#### [Directions]
Print the listing below exactly.

#### [Collected data entries]
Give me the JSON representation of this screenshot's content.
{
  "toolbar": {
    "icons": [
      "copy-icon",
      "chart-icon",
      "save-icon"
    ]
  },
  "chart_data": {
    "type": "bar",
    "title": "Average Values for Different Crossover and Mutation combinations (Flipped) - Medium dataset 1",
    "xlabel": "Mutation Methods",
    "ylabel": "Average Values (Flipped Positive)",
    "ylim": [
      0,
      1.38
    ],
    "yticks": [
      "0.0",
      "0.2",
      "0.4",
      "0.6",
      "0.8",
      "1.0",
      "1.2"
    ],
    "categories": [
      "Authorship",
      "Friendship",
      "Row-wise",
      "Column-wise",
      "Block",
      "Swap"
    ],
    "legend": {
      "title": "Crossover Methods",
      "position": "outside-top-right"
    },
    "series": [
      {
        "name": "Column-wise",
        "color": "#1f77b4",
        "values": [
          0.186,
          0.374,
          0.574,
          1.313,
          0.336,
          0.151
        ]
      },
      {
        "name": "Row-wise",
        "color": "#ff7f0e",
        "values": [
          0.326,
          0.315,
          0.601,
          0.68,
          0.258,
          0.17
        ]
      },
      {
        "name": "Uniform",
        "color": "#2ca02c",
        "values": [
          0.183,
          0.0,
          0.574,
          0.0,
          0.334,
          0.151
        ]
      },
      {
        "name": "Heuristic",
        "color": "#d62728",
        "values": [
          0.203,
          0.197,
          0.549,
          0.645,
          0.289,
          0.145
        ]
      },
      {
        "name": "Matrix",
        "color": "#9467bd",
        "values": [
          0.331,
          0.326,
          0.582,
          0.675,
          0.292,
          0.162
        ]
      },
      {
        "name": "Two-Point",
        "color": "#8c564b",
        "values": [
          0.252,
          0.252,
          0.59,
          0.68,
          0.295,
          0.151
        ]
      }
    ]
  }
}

#### [Full output]
Give me the JSON representation of this screenshot's content.
{
  "toolbar": {
    "icons": [
      "copy-icon",
      "chart-icon",
      "save-icon"
    ]
  },
  "chart_data": {
    "type": "bar",
    "title": "Average Values for Different Crossover and Mutation combinations (Flipped) - Medium dataset 1",
    "xlabel": "Mutation Methods",
    "ylabel": "Average Values (Flipped Positive)",
    "ylim": [
      0,
      1.38
    ],
    "yticks": [
      "0.0",
      "0.2",
      "0.4",
      "0.6",
      "0.8",
      "1.0",
      "1.2"
    ],
    "categories": [
      "Authorship",
      "Friendship",
      "Row-wise",
      "Column-wise",
      "Block",
      "Swap"
    ],
    "legend": {
      "title": "Crossover Methods",
      "position": "outside-top-right"
    },
    "series": [
      {
        "name": "Column-wise",
        "color": "#1f77b4",
        "values": [
          0.186,
          0.374,
          0.574,
          1.313,
          0.336,
          0.151
        ]
      },
      {
        "name": "Row-wise",
        "color": "#ff7f0e",
        "values": [
          0.326,
          0.315,
          0.601,
          0.68,
          0.258,
          0.17
        ]
      },
      {
        "name": "Uniform",
        "color": "#2ca02c",
        "values": [
          0.183,
          0.0,
          0.574,
          0.0,
          0.334,
          0.151
        ]
      },
      {
        "name": "Heuristic",
        "color": "#d62728",
        "values": [
          0.203,
          0.197,
          0.549,
          0.645,
          0.289,
          0.145
        ]
      },
      {
        "name": "Matrix",
        "color": "#9467bd",
        "values": [
          0.331,
          0.326,
          0.582,
          0.675,
          0.292,
          0.162
        ]
      },
      {
        "name": "Two-Point",
        "color": "#8c564b",
        "values": [
          0.252,
          0.252,
          0.59,
          0.68,
          0.295,
          0.151
        ]
      }
    ]
  }
}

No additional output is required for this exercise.